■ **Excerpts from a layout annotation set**
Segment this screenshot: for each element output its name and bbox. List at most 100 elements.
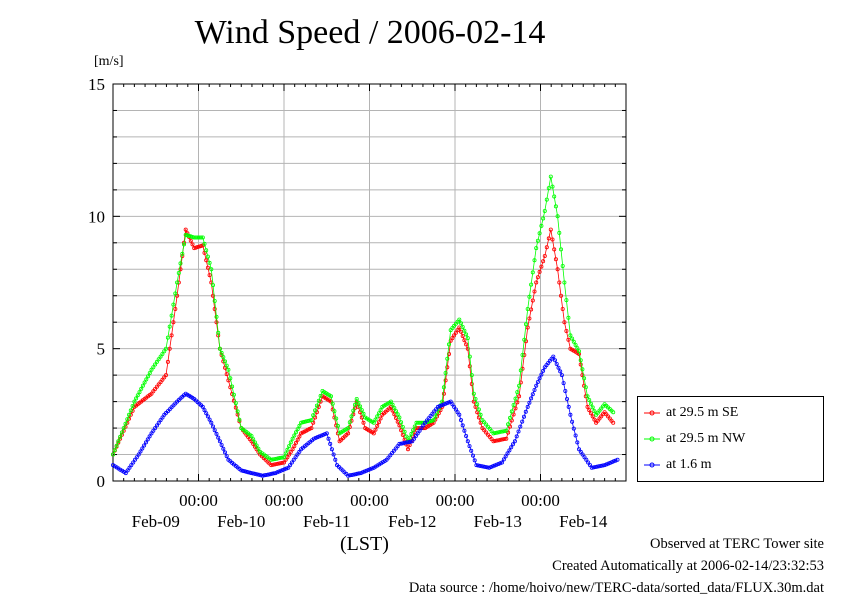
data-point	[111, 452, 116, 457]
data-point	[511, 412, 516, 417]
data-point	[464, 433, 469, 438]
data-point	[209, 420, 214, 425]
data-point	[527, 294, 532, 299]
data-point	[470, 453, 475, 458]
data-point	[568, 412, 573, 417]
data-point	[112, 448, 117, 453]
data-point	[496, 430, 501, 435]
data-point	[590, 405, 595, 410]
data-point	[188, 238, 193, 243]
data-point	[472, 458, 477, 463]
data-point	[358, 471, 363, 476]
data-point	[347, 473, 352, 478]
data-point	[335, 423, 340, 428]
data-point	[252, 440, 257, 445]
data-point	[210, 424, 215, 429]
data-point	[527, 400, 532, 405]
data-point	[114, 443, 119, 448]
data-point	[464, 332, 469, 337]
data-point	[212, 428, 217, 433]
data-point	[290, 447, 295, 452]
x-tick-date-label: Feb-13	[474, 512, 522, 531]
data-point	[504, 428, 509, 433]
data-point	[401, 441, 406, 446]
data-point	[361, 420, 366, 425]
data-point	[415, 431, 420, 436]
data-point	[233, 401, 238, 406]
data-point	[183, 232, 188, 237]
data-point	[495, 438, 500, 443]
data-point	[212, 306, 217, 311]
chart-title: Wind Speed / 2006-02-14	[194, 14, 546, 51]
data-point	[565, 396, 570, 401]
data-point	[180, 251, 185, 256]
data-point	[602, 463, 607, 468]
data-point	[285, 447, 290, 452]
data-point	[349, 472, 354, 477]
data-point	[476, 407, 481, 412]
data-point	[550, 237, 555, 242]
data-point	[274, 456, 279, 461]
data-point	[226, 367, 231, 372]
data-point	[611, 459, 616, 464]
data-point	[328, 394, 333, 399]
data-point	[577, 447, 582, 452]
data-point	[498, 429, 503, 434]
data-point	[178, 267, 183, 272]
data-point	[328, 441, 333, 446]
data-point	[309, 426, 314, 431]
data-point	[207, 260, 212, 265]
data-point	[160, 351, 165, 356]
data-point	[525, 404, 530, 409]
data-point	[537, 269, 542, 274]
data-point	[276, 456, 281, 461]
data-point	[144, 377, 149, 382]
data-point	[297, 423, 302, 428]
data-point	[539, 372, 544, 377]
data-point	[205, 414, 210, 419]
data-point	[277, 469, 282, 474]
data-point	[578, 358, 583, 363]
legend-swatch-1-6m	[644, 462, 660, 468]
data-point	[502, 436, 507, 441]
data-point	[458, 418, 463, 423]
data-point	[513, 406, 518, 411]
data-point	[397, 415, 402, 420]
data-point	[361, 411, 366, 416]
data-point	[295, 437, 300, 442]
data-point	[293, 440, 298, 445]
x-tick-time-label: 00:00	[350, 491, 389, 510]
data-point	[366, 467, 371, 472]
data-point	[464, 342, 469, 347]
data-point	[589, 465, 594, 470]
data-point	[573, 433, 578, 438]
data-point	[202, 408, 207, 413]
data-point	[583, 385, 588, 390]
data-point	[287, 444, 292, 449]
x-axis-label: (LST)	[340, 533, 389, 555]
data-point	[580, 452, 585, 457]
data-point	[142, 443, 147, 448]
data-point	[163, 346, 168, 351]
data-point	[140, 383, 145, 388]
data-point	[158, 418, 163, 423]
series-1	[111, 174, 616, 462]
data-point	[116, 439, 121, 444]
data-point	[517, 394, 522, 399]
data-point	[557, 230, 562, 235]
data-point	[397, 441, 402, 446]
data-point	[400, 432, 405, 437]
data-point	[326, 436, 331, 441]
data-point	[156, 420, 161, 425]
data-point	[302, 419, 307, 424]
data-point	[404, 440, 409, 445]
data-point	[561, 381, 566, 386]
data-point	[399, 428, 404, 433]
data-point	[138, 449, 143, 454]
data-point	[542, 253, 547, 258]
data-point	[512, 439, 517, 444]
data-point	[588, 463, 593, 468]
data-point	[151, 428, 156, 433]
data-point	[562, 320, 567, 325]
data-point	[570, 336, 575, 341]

■ **YOUR OBJECTIVE**
Copy the entries verbatim, starting at the line that contains "452, 116, 457]" and continuing through the line that contains "267, 183, 272]", including both of those lines.

■ **TASK RESULT**
data-point	[111, 452, 116, 457]
data-point	[511, 412, 516, 417]
data-point	[464, 433, 469, 438]
data-point	[209, 420, 214, 425]
data-point	[527, 294, 532, 299]
data-point	[470, 453, 475, 458]
data-point	[568, 412, 573, 417]
data-point	[112, 448, 117, 453]
data-point	[496, 430, 501, 435]
data-point	[590, 405, 595, 410]
data-point	[188, 238, 193, 243]
data-point	[472, 458, 477, 463]
data-point	[358, 471, 363, 476]
data-point	[347, 473, 352, 478]
data-point	[335, 423, 340, 428]
data-point	[252, 440, 257, 445]
data-point	[210, 424, 215, 429]
data-point	[527, 400, 532, 405]
data-point	[114, 443, 119, 448]
data-point	[464, 332, 469, 337]
data-point	[212, 428, 217, 433]
data-point	[290, 447, 295, 452]
x-tick-date-label: Feb-13	[474, 512, 522, 531]
data-point	[504, 428, 509, 433]
data-point	[401, 441, 406, 446]
data-point	[361, 420, 366, 425]
data-point	[415, 431, 420, 436]
data-point	[233, 401, 238, 406]
data-point	[183, 232, 188, 237]
data-point	[495, 438, 500, 443]
data-point	[212, 306, 217, 311]
chart-title: Wind Speed / 2006-02-14	[194, 14, 546, 51]
data-point	[565, 396, 570, 401]
data-point	[180, 251, 185, 256]
data-point	[602, 463, 607, 468]
data-point	[285, 447, 290, 452]
data-point	[349, 472, 354, 477]
data-point	[476, 407, 481, 412]
data-point	[550, 237, 555, 242]
data-point	[274, 456, 279, 461]
data-point	[226, 367, 231, 372]
data-point	[611, 459, 616, 464]
data-point	[328, 394, 333, 399]
data-point	[577, 447, 582, 452]
data-point	[498, 429, 503, 434]
data-point	[178, 267, 183, 272]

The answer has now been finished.